Determine how many lines of the material hold the string "congregatione" and reply with only that number.
········
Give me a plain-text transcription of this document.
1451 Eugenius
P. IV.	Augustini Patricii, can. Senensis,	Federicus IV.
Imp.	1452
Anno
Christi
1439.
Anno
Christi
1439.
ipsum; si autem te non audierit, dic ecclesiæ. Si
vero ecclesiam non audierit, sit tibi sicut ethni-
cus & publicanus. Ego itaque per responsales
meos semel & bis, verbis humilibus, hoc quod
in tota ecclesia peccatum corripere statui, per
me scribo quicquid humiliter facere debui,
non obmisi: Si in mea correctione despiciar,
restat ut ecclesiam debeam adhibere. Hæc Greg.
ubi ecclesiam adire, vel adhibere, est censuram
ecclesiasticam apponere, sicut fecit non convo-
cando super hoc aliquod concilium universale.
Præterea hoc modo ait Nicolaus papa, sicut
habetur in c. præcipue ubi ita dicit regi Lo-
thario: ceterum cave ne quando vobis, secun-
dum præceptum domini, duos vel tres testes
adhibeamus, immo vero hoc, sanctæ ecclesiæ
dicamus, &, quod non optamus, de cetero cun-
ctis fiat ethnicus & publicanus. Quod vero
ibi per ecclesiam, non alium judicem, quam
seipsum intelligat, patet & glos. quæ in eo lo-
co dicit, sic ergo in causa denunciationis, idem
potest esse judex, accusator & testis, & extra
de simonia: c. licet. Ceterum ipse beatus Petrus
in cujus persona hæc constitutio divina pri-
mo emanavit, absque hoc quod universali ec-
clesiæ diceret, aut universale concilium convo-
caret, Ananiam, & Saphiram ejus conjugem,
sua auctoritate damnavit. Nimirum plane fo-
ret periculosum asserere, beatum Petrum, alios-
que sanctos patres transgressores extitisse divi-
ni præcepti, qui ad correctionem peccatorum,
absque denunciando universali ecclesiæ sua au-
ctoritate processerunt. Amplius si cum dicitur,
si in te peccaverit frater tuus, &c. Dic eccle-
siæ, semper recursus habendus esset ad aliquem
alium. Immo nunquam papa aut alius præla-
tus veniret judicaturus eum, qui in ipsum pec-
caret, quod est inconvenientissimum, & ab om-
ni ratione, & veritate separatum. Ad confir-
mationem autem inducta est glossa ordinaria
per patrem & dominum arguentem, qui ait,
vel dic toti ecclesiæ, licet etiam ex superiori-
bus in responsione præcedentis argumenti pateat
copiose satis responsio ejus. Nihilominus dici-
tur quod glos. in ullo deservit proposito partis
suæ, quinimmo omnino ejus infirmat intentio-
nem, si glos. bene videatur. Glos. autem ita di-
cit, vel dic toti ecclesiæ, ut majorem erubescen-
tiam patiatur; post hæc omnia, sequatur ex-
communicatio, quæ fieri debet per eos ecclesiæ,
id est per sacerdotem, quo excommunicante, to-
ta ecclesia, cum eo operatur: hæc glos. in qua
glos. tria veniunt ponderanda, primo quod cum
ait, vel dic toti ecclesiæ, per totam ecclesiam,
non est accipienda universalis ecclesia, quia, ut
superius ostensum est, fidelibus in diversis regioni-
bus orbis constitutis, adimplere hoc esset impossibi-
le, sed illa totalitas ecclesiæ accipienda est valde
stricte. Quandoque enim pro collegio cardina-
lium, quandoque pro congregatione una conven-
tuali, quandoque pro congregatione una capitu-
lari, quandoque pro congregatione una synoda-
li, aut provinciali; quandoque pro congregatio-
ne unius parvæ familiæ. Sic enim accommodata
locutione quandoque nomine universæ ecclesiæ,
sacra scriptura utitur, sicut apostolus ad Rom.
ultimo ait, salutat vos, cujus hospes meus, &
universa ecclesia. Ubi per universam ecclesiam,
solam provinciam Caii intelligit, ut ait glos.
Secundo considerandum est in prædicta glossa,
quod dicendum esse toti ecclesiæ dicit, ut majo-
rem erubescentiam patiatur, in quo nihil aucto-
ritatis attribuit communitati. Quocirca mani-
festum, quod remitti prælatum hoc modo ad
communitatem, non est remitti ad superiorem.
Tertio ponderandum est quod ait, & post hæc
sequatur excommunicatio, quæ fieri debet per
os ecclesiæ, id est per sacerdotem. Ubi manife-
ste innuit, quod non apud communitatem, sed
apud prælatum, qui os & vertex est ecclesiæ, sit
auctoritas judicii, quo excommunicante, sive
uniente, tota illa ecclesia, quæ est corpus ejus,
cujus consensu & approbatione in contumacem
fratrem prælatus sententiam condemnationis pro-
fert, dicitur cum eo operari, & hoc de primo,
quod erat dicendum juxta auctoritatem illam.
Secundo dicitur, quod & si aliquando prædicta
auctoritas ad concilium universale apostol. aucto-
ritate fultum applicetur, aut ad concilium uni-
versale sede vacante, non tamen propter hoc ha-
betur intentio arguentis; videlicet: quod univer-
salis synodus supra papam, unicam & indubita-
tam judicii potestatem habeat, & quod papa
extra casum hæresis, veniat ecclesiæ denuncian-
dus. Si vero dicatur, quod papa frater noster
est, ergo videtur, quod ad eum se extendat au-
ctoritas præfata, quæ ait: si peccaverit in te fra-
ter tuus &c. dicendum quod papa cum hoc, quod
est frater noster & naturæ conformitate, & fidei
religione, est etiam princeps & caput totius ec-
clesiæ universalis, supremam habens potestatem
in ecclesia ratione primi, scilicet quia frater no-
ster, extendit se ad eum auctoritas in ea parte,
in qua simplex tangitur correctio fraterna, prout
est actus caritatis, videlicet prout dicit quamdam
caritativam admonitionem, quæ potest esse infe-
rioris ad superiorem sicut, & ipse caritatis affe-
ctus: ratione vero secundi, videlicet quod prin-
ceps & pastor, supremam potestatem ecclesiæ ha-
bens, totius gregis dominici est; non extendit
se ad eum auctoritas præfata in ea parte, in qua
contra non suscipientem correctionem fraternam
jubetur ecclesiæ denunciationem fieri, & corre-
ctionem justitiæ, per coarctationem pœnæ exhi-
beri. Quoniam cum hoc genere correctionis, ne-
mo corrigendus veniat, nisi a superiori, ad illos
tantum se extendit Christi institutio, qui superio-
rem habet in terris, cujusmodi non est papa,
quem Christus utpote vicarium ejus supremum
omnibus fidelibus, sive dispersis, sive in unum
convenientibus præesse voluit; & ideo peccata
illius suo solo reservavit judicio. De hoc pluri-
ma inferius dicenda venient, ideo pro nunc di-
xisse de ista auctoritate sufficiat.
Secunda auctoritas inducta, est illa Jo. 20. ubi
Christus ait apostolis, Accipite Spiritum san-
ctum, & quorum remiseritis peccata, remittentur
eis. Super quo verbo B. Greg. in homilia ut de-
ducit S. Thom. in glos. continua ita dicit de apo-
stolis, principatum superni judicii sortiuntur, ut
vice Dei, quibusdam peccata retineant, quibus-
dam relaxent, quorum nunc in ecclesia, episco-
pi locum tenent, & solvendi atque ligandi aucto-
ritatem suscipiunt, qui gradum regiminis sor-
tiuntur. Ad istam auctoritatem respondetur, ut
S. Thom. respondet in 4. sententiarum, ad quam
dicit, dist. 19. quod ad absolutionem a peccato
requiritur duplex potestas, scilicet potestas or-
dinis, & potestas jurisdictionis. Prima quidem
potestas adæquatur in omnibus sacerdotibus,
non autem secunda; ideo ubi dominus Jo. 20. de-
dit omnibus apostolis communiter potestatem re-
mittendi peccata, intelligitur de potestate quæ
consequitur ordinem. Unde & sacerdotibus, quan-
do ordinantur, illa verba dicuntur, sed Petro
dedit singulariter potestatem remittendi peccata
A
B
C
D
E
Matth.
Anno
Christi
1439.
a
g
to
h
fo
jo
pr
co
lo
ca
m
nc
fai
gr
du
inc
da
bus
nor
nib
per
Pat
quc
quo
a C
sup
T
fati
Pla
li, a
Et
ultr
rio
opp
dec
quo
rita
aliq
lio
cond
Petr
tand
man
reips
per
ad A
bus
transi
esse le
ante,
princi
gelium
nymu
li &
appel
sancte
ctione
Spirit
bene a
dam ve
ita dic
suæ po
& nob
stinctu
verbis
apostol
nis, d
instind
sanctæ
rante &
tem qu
········
▶ **Result of the exercise**
3